(Extracts from a graphics dataset)
┌────────

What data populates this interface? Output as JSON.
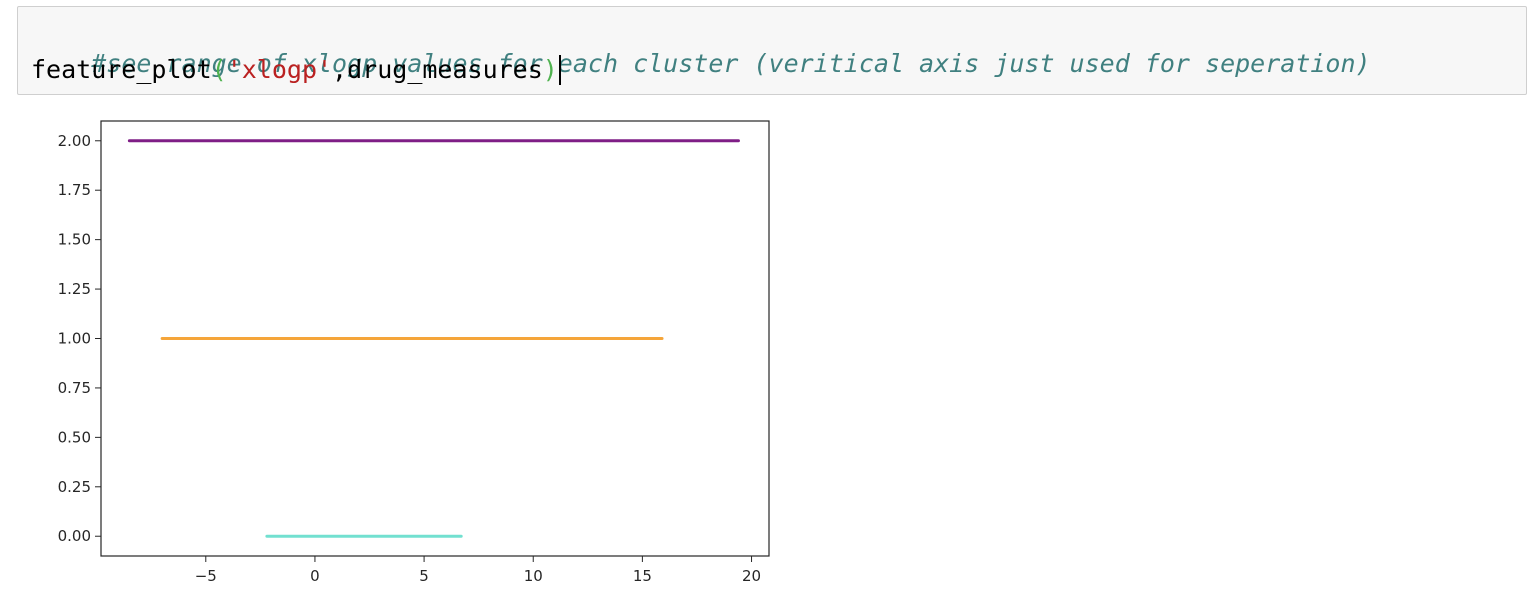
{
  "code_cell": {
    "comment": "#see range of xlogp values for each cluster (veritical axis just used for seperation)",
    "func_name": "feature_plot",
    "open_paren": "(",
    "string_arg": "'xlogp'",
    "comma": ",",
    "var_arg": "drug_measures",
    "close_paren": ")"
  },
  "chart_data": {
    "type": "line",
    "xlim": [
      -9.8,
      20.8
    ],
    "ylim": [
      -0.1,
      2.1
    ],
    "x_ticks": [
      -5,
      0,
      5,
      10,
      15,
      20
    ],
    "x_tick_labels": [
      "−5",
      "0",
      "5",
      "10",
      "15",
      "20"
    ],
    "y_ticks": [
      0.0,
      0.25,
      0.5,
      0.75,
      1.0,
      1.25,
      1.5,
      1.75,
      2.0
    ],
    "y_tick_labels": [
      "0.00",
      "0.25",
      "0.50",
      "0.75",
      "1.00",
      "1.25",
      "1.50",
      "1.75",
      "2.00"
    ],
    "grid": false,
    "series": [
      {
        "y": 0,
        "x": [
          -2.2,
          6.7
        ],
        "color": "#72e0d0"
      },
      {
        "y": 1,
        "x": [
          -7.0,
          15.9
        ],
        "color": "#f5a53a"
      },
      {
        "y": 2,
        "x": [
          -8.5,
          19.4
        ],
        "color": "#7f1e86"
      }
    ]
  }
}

└────────
┌────────

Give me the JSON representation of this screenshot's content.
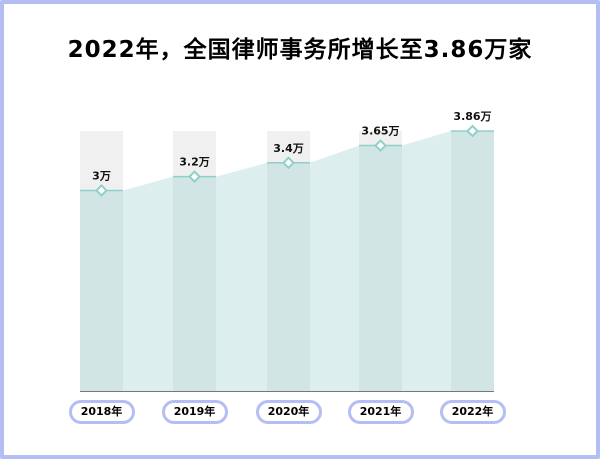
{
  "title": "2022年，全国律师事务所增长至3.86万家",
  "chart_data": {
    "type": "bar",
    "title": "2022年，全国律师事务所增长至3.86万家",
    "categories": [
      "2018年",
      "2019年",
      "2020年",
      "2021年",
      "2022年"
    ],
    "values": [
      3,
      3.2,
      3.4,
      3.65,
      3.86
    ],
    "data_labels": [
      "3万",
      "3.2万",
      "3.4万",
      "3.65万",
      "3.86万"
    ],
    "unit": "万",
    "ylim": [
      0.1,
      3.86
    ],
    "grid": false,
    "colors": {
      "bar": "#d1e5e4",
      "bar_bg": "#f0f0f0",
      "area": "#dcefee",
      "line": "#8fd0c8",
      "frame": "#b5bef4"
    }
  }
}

└────────
┌────────

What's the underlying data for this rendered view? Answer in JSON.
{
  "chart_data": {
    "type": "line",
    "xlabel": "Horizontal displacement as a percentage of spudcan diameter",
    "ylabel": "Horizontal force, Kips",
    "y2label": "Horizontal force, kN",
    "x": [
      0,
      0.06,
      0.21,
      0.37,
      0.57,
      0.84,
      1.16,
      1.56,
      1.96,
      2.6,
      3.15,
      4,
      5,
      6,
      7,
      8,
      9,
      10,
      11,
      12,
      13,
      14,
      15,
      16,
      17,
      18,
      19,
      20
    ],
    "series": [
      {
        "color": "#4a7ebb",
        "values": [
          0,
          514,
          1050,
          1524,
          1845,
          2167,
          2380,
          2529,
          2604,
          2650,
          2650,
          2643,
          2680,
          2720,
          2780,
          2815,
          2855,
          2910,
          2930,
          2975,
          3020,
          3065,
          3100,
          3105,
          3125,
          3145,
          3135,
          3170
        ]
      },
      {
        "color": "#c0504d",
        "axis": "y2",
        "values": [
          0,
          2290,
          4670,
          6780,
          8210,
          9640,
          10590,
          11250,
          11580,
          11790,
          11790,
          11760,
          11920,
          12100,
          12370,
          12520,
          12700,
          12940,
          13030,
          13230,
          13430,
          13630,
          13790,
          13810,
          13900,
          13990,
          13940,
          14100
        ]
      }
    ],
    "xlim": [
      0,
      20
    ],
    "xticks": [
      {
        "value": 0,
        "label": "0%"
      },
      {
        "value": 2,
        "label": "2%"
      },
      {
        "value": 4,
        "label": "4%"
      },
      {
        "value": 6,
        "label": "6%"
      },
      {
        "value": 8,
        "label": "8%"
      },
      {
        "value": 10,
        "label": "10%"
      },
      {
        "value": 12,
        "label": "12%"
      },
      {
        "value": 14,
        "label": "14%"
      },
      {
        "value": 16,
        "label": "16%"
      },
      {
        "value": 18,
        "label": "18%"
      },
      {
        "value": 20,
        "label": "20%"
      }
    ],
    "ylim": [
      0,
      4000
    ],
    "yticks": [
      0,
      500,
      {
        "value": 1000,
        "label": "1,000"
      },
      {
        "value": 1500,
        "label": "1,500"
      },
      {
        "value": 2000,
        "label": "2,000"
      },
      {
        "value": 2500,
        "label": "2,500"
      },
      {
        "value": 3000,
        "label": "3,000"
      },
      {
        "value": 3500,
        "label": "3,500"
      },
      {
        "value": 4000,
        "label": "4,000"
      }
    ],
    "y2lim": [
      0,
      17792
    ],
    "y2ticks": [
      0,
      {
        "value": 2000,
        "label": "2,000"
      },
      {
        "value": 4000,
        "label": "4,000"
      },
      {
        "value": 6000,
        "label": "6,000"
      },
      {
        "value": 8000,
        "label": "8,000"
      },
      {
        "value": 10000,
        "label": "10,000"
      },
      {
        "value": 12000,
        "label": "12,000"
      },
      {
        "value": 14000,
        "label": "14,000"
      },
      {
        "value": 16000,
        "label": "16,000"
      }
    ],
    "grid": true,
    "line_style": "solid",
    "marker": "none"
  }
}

└────────

DESCRIPTION OF THE TASK: Look through the entries above and report each line where the string "this" occurs.

CORRECT OUTPUT:
What data populates this interface? Output as JSON.
Give me the JSON representation of this screenshot's content.
What's the underlying data for this rendered view? Answer in JSON.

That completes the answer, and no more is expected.